Challenge -> Will you quote the records word for word, from the very first line down to the line containing "channel2-number: 2 bbox=[202, 588, 218, 613]", with both ends included?

**** Source data ****

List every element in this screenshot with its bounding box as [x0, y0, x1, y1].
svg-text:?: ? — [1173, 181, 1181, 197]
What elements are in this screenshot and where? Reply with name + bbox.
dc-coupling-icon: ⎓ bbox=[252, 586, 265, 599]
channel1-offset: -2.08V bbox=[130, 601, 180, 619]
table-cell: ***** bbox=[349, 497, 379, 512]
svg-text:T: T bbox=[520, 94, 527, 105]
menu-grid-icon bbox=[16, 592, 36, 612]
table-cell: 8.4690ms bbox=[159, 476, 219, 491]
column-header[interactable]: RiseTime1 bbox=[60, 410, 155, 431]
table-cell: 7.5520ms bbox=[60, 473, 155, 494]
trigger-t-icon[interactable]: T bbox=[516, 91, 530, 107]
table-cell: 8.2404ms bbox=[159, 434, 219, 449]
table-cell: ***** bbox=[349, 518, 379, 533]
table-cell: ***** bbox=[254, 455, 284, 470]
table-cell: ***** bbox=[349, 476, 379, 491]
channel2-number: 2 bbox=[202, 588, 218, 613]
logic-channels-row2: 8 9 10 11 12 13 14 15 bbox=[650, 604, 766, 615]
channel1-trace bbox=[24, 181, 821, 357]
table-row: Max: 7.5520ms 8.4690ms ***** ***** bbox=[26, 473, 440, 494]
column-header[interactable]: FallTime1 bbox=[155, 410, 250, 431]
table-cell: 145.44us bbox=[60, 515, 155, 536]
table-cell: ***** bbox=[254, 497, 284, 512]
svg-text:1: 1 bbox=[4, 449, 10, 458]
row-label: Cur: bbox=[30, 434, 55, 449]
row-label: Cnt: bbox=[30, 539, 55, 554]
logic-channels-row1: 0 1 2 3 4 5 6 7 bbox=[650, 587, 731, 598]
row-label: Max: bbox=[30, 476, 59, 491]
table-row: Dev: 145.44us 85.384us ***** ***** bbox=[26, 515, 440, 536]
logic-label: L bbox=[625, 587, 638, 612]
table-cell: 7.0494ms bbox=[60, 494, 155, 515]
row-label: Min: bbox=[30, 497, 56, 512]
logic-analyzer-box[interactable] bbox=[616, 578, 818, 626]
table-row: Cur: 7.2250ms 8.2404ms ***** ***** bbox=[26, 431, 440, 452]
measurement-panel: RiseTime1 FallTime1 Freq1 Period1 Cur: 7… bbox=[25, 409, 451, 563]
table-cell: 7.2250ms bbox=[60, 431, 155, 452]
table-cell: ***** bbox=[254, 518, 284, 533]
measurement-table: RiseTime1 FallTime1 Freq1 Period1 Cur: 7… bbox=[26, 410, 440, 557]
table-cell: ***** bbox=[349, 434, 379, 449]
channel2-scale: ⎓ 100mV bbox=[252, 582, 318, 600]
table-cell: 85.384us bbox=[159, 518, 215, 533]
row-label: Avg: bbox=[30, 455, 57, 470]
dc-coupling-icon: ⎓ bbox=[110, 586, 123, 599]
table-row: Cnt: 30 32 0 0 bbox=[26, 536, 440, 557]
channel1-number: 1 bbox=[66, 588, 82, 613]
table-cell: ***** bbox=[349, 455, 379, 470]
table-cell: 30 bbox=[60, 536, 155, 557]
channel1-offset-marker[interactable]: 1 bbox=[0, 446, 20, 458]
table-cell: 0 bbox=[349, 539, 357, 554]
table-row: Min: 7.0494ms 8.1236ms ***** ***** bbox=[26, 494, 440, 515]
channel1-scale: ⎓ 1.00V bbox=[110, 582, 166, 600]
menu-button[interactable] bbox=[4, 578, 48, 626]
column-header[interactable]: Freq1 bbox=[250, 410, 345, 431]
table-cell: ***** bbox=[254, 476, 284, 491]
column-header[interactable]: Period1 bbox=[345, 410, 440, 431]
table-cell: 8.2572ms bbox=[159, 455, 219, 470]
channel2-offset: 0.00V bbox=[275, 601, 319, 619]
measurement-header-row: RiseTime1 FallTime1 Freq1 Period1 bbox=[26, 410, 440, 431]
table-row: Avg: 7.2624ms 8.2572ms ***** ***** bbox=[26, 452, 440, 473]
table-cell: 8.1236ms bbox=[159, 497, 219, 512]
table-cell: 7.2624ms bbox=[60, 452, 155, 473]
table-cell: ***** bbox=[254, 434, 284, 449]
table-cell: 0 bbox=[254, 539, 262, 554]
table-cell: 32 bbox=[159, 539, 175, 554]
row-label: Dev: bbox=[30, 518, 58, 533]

****

The reply ->
List every element in this screenshot with its bounding box as [x0, y0, x1, y1].
svg-text:?: ? — [1173, 181, 1181, 197]
What elements are in this screenshot and where? Reply with name + bbox.
dc-coupling-icon: ⎓ bbox=[252, 586, 265, 599]
channel1-offset: -2.08V bbox=[130, 601, 180, 619]
table-cell: ***** bbox=[349, 497, 379, 512]
svg-text:T: T bbox=[520, 94, 527, 105]
menu-grid-icon bbox=[16, 592, 36, 612]
table-cell: 8.4690ms bbox=[159, 476, 219, 491]
column-header[interactable]: RiseTime1 bbox=[60, 410, 155, 431]
table-cell: 7.5520ms bbox=[60, 473, 155, 494]
trigger-t-icon[interactable]: T bbox=[516, 91, 530, 107]
table-cell: 8.2404ms bbox=[159, 434, 219, 449]
table-cell: ***** bbox=[349, 518, 379, 533]
table-cell: ***** bbox=[254, 455, 284, 470]
table-cell: ***** bbox=[349, 476, 379, 491]
channel2-number: 2 bbox=[202, 588, 218, 613]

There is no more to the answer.